A run of records:
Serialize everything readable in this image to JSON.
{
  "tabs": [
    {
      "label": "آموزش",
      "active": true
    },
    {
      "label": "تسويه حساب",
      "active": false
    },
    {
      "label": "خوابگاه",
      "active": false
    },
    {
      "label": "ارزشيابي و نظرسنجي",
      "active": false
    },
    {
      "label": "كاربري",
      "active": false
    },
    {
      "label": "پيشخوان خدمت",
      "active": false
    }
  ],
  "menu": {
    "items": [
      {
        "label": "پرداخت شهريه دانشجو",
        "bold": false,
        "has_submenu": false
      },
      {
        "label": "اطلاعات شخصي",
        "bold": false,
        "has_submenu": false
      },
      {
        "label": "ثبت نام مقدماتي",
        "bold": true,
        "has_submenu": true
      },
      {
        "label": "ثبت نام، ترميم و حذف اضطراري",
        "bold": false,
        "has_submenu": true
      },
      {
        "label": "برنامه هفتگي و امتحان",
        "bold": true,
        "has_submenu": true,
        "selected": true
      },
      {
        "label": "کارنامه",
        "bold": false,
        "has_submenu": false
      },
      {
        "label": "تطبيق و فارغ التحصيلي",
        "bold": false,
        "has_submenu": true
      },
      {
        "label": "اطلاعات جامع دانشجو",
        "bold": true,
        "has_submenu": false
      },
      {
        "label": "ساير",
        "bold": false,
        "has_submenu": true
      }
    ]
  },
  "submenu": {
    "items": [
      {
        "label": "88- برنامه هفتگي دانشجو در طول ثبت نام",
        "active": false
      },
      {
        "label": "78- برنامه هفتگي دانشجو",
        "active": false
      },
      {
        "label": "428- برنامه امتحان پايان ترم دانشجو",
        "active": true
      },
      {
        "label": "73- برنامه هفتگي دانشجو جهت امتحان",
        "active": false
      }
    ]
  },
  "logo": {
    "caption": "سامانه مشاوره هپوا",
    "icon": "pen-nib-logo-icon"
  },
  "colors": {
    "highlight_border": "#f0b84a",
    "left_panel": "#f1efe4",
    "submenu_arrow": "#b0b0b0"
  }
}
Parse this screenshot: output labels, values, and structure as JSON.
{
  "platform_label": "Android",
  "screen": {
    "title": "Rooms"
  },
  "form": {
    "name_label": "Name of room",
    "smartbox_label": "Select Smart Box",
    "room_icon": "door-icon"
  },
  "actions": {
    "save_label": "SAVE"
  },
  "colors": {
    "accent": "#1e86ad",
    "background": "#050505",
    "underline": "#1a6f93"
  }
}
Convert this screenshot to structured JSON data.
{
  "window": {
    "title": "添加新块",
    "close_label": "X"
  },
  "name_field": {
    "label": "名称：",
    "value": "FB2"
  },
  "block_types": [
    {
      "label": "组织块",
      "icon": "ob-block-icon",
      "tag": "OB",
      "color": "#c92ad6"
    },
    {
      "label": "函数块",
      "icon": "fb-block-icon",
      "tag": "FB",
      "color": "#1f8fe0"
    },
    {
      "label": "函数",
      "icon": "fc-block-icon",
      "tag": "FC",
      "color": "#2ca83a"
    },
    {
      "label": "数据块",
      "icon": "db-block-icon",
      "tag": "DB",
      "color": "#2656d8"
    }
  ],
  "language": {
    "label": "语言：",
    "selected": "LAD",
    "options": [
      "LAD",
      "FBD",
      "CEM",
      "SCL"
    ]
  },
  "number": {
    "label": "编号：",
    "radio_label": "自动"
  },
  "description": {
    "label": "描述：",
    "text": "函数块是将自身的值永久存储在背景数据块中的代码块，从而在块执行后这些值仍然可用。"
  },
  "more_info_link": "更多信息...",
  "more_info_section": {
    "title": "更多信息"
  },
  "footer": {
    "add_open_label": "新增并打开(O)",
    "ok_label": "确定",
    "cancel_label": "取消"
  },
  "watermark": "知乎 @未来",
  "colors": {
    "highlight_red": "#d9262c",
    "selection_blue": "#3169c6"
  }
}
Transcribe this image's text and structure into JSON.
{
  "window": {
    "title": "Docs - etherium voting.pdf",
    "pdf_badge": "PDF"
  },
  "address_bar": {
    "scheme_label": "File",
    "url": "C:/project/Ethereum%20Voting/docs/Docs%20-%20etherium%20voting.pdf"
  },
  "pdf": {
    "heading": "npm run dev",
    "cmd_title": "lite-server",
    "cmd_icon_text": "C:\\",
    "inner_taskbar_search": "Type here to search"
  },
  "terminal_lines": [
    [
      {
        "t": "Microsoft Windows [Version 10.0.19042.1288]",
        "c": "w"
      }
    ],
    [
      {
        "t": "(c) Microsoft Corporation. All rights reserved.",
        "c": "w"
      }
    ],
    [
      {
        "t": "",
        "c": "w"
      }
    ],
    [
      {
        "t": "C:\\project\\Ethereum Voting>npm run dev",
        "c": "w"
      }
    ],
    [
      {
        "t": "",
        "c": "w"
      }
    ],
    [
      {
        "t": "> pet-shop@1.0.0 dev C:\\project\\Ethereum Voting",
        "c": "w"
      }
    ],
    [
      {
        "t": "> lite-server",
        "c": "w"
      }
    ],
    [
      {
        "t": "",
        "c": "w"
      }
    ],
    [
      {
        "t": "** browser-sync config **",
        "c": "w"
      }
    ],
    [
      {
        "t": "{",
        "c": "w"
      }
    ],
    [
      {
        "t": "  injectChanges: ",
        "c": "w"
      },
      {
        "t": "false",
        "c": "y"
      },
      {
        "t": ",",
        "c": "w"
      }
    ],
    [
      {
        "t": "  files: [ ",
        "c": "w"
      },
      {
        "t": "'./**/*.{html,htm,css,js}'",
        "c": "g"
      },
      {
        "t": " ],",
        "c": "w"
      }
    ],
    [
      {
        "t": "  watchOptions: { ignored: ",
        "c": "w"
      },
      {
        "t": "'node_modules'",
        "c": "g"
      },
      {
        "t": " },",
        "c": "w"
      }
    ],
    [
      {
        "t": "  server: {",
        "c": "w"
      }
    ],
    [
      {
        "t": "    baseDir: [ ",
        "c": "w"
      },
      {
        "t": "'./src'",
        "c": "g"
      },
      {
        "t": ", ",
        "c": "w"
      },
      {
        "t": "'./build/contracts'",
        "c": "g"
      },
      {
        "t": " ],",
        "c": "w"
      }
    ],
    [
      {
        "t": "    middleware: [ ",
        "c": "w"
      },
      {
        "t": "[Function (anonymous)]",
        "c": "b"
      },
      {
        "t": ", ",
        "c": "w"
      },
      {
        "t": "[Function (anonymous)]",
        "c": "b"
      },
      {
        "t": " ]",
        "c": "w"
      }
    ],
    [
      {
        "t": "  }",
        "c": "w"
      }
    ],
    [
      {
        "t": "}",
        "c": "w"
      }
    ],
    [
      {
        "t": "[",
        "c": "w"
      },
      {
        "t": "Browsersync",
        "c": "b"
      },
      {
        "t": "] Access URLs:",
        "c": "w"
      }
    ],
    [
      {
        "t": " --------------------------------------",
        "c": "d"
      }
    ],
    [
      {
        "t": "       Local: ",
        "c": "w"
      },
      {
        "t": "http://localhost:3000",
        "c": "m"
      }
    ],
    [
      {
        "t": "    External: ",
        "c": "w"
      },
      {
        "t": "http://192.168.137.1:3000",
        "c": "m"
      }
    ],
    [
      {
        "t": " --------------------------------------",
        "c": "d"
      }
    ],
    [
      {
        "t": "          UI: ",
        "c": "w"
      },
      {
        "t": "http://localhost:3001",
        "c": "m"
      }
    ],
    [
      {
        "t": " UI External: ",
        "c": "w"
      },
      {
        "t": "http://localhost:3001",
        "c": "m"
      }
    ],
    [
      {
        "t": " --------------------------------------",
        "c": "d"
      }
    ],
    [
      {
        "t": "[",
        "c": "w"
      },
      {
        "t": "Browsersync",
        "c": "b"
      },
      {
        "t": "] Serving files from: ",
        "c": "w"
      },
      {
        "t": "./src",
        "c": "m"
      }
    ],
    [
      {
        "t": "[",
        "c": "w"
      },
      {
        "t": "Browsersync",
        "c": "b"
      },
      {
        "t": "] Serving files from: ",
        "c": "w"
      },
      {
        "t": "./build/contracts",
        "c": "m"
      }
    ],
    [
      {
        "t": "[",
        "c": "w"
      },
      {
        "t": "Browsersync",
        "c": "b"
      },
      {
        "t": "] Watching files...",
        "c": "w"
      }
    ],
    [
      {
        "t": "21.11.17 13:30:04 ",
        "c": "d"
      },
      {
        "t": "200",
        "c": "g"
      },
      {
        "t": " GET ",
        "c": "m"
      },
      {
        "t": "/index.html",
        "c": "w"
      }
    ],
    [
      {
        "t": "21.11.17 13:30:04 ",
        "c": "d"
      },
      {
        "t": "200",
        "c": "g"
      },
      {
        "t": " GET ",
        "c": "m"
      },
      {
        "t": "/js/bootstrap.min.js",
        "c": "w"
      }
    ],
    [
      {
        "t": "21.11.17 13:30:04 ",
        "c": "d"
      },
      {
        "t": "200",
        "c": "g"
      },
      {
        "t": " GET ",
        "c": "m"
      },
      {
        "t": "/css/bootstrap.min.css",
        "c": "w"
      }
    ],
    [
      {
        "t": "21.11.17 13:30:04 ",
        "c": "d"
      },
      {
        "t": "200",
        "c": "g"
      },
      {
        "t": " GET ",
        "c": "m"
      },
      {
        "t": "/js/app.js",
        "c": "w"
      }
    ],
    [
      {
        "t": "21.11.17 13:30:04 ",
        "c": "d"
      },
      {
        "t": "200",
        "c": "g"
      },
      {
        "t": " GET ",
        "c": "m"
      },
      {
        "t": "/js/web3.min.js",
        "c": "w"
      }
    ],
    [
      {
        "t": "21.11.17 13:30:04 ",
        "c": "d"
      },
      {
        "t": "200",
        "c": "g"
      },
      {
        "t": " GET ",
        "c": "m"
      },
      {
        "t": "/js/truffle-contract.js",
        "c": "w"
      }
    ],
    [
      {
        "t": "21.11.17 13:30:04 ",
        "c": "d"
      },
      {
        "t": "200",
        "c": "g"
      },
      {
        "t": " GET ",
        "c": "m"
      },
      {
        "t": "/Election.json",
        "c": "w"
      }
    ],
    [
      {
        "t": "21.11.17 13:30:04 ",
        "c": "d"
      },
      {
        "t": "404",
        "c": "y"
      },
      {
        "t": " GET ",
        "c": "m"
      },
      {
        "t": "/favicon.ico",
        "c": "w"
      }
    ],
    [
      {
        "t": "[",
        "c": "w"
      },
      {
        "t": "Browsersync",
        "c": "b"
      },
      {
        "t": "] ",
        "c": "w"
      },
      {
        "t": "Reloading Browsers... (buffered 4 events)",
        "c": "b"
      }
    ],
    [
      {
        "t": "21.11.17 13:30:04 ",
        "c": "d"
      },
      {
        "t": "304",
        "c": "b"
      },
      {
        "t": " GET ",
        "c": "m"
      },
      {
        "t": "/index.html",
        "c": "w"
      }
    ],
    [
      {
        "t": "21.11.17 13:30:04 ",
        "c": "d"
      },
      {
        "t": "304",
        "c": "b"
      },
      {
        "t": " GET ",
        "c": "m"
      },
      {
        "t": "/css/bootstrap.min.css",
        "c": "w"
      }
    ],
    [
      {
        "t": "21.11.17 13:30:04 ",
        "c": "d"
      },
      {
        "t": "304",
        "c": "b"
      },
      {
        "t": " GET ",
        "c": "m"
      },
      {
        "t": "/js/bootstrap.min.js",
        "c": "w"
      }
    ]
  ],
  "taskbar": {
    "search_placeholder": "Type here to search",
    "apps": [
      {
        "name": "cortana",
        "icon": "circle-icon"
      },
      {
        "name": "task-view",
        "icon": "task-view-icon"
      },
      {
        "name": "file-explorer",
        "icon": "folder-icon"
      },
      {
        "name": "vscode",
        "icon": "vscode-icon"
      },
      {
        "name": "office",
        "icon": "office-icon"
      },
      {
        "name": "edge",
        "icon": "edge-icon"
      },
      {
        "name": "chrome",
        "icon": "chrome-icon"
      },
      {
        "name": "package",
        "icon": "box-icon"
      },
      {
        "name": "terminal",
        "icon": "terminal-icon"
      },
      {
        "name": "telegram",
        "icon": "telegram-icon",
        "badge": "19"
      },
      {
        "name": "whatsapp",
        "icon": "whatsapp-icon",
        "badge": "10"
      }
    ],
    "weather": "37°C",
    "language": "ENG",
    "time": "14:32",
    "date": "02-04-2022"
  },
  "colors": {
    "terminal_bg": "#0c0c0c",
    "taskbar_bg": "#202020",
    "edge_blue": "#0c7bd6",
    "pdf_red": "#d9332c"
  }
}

Request: Pick out all the lines with the word "server" in them and copy them.

Response to the exercise:
    "cmd_title": "lite-server",
        "t": "> lite-server",
        "t": "  server: {",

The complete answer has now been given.